> _TASK OBJECTIVE_: From the database excerpt, list each point it makes about cursors, one line per point.

> _EXCERPT PROVIDED_:

****************

Also, as and when the storage engine encounters a problem, it is handled without
needing a separate management operation. With the 2005 edition, running a DBCC
CHECK (although still available) is no longer a necessary step, as it is
completely automated.

Server Instance: Many RDBMS backends
can run multiple instances, and each of these instances service one or
more applications.

This is an efficient way to fine tune the engine
configuration depending on the application(s) being serviced, instead of
being forced to run at the same configuration for all databases
and applications.

Each instance can use the same database, but due to file
locking when an instance mounts a database, only one of it can use it at a
time (the other instances will need to place the database offline or
un-mount it).

Cursor: A cursor is a range (‘page’) of
information being pulled from a database in response to a query. Cursors
are used to reduce bandwidth utilization while processing a large amount
of data. They do this by accessing only a portion of it at a time.

****************

[Raw records]
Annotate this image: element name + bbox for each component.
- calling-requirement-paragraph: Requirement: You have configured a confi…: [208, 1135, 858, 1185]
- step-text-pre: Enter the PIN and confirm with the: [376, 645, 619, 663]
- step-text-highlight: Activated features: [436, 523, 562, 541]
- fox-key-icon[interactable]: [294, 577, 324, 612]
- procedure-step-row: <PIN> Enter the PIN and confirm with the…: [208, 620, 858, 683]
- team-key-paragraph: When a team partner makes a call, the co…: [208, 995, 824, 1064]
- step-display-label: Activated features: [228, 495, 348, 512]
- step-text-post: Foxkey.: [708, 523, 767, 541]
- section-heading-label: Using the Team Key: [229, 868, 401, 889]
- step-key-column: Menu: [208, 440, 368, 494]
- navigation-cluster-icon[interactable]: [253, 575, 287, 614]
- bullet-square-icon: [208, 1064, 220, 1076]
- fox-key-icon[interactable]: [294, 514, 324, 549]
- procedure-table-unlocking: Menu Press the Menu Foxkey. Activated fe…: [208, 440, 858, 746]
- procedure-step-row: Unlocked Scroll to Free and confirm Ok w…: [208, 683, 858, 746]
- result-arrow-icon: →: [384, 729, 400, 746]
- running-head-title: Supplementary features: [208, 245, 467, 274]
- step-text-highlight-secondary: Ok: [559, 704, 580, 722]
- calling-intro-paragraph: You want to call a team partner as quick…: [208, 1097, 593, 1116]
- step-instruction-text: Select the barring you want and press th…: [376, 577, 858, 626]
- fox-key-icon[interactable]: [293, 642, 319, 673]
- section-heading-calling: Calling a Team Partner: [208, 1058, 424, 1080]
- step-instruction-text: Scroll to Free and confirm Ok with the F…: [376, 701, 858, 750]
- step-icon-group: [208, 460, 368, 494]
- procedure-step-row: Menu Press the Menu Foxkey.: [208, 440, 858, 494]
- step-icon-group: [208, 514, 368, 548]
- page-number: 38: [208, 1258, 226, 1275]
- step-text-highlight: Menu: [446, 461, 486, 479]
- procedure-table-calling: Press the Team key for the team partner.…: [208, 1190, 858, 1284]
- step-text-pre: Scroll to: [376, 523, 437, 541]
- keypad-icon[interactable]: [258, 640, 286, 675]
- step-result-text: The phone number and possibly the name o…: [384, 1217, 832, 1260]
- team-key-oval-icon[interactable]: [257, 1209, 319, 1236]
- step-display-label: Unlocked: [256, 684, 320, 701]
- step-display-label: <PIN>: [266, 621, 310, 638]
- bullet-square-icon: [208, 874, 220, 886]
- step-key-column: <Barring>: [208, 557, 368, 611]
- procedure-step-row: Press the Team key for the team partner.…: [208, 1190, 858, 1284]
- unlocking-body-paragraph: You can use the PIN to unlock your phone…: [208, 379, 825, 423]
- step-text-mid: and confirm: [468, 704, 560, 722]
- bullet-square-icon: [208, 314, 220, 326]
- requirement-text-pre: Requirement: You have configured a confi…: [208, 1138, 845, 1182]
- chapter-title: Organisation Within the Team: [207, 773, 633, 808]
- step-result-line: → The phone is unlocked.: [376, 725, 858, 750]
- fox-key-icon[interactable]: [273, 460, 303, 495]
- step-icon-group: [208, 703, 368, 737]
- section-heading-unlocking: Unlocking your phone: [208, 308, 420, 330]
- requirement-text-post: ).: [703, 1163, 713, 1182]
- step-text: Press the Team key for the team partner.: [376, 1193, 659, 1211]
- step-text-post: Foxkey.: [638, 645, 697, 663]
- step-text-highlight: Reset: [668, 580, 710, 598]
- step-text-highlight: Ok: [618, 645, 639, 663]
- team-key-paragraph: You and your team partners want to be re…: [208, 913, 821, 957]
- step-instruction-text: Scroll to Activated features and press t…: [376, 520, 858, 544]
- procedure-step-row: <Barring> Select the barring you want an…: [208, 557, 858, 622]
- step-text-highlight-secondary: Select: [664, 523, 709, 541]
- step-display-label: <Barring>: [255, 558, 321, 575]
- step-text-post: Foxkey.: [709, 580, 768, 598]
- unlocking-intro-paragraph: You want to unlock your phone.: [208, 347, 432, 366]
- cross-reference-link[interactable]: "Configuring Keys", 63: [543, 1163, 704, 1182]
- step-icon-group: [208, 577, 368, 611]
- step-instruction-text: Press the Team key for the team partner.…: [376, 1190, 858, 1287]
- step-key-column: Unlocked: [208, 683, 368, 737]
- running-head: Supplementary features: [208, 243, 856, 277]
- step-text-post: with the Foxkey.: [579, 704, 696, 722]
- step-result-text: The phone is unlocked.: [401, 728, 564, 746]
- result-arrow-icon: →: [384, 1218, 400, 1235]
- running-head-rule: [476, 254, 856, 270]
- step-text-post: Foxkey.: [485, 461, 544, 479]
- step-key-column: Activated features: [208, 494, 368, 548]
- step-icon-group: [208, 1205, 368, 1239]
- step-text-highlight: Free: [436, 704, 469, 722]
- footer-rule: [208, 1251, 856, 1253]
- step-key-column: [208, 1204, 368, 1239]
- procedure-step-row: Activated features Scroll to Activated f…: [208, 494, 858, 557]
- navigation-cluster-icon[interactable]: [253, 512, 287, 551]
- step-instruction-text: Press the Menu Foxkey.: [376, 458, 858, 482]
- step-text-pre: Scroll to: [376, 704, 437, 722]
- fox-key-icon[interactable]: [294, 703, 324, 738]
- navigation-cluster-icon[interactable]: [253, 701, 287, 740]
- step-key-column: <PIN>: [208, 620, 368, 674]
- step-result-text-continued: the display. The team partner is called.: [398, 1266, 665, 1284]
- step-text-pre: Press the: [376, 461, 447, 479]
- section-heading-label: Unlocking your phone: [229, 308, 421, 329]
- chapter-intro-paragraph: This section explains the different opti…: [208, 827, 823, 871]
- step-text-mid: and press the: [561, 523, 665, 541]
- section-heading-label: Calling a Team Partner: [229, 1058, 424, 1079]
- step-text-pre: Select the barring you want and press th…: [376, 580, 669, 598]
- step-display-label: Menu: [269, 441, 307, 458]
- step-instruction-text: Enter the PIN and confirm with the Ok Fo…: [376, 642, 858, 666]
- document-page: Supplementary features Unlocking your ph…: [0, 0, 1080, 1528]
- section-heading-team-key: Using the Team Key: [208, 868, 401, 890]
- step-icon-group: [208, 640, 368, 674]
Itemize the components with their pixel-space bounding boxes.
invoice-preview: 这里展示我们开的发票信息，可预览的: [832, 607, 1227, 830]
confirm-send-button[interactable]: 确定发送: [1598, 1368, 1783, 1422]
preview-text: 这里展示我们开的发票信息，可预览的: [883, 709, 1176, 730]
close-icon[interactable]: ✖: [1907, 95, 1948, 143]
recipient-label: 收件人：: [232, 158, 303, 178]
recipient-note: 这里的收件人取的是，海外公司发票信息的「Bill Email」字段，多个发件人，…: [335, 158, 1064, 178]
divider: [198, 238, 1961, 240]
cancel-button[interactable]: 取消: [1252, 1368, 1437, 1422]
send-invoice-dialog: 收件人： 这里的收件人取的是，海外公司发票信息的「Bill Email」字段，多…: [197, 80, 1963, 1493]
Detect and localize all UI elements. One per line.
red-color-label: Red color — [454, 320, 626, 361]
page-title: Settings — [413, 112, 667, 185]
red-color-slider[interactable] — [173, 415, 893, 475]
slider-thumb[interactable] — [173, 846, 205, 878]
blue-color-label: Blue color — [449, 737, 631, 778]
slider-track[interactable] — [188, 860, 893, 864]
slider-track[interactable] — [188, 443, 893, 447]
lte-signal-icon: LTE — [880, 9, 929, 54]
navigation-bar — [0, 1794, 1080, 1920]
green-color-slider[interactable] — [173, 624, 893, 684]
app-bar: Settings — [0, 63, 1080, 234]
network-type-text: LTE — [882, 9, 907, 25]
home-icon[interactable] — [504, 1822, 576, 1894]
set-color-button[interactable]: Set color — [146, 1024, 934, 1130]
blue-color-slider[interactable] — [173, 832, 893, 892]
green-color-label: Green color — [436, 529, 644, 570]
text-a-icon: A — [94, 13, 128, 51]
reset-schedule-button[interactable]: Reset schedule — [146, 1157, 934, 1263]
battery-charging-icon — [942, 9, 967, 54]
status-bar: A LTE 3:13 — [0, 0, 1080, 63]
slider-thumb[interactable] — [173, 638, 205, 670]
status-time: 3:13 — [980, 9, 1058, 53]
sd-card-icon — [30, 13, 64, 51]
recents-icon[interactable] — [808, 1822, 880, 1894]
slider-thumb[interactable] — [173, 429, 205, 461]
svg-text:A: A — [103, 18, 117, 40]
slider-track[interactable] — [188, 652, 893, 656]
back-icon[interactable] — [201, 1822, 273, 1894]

****************

> _THE SOLUTION_:
- A cursor is a range ("page") of information pulled from a database in response to a query.
- Cursors are used to reduce bandwidth utilization while processing a large amount of data.
- They do this by accessing only a portion of the data at a time.